_SUPPLIED DATA_

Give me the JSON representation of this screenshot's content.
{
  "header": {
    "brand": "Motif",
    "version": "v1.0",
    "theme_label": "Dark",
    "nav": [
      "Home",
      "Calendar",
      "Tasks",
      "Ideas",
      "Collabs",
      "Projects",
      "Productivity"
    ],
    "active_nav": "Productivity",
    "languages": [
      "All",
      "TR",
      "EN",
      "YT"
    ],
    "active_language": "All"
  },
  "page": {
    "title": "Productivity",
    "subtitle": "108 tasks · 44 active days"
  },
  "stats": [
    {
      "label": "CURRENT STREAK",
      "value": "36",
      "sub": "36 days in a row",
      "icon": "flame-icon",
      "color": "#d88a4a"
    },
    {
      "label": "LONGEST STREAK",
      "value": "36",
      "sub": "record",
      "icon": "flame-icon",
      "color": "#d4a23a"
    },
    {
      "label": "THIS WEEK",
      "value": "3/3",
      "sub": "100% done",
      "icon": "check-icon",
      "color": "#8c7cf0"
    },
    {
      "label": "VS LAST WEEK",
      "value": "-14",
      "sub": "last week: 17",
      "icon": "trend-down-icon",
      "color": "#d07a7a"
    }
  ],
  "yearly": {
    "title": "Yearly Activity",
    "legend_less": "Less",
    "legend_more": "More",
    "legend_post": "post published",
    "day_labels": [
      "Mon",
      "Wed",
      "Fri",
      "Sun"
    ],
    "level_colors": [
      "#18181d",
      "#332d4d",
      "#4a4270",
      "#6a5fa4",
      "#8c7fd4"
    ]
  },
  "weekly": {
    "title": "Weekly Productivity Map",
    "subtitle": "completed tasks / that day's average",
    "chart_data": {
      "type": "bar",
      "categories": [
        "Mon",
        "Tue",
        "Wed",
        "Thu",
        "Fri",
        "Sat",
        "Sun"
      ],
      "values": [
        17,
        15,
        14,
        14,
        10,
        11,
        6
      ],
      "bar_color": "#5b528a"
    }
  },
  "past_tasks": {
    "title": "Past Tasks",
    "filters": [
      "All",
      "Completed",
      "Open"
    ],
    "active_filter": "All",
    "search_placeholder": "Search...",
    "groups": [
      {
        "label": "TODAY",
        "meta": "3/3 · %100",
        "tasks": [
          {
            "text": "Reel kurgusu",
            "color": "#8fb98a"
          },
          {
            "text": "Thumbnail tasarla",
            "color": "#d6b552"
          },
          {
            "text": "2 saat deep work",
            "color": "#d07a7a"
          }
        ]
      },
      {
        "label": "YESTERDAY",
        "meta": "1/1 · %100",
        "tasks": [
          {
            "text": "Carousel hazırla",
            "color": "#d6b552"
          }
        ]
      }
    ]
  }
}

_WHAT NEEDS TO BE DONE_
Your answer should be a single number: the count of lines in the listing that contain the word "STREAK".

_RESULT FOR THIS EXERCISE_
2